Repeat the entire listing exactly as written.

** Begin Provided records **

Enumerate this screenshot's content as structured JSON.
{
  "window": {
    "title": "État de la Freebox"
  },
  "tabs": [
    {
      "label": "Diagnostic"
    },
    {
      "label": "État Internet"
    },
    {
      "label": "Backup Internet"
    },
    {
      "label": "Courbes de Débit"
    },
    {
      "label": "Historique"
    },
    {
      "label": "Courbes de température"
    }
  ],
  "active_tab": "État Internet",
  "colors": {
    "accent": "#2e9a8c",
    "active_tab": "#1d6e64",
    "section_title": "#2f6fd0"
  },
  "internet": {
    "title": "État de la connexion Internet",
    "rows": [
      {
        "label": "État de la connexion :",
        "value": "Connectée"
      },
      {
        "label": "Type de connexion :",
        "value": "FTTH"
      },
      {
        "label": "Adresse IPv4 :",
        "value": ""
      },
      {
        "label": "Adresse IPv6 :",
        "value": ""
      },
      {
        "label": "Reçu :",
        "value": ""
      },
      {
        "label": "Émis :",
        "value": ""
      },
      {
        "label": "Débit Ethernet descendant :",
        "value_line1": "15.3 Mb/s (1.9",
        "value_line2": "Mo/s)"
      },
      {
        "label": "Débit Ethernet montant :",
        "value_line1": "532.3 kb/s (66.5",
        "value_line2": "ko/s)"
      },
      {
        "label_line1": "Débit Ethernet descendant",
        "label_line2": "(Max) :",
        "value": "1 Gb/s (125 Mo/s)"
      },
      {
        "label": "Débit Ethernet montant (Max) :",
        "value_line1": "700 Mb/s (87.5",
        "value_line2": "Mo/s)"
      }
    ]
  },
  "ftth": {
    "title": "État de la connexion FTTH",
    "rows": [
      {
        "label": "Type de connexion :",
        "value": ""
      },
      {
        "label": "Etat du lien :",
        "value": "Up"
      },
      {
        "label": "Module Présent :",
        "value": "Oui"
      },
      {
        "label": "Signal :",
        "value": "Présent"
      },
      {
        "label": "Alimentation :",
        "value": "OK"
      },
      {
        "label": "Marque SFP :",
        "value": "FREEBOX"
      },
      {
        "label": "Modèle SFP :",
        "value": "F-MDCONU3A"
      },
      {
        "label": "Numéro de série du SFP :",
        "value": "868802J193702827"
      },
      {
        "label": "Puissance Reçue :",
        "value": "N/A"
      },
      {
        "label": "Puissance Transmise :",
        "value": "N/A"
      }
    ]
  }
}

** End Provided records **

— Problem solution —
Enumerate this screenshot's content as structured JSON.
{
  "window": {
    "title": "État de la Freebox"
  },
  "tabs": [
    {
      "label": "Diagnostic"
    },
    {
      "label": "État Internet"
    },
    {
      "label": "Backup Internet"
    },
    {
      "label": "Courbes de Débit"
    },
    {
      "label": "Historique"
    },
    {
      "label": "Courbes de température"
    }
  ],
  "active_tab": "État Internet",
  "colors": {
    "accent": "#2e9a8c",
    "active_tab": "#1d6e64",
    "section_title": "#2f6fd0"
  },
  "internet": {
    "title": "État de la connexion Internet",
    "rows": [
      {
        "label": "État de la connexion :",
        "value": "Connectée"
      },
      {
        "label": "Type de connexion :",
        "value": "FTTH"
      },
      {
        "label": "Adresse IPv4 :",
        "value": ""
      },
      {
        "label": "Adresse IPv6 :",
        "value": ""
      },
      {
        "label": "Reçu :",
        "value": ""
      },
      {
        "label": "Émis :",
        "value": ""
      },
      {
        "label": "Débit Ethernet descendant :",
        "value_line1": "15.3 Mb/s (1.9",
        "value_line2": "Mo/s)"
      },
      {
        "label": "Débit Ethernet montant :",
        "value_line1": "532.3 kb/s (66.5",
        "value_line2": "ko/s)"
      },
      {
        "label_line1": "Débit Ethernet descendant",
        "label_line2": "(Max) :",
        "value": "1 Gb/s (125 Mo/s)"
      },
      {
        "label": "Débit Ethernet montant (Max) :",
        "value_line1": "700 Mb/s (87.5",
        "value_line2": "Mo/s)"
      }
    ]
  },
  "ftth": {
    "title": "État de la connexion FTTH",
    "rows": [
      {
        "label": "Type de connexion :",
        "value": ""
      },
      {
        "label": "Etat du lien :",
        "value": "Up"
      },
      {
        "label": "Module Présent :",
        "value": "Oui"
      },
      {
        "label": "Signal :",
        "value": "Présent"
      },
      {
        "label": "Alimentation :",
        "value": "OK"
      },
      {
        "label": "Marque SFP :",
        "value": "FREEBOX"
      },
      {
        "label": "Modèle SFP :",
        "value": "F-MDCONU3A"
      },
      {
        "label": "Numéro de série du SFP :",
        "value": "868802J193702827"
      },
      {
        "label": "Puissance Reçue :",
        "value": "N/A"
      },
      {
        "label": "Puissance Transmise :",
        "value": "N/A"
      }
    ]
  }
}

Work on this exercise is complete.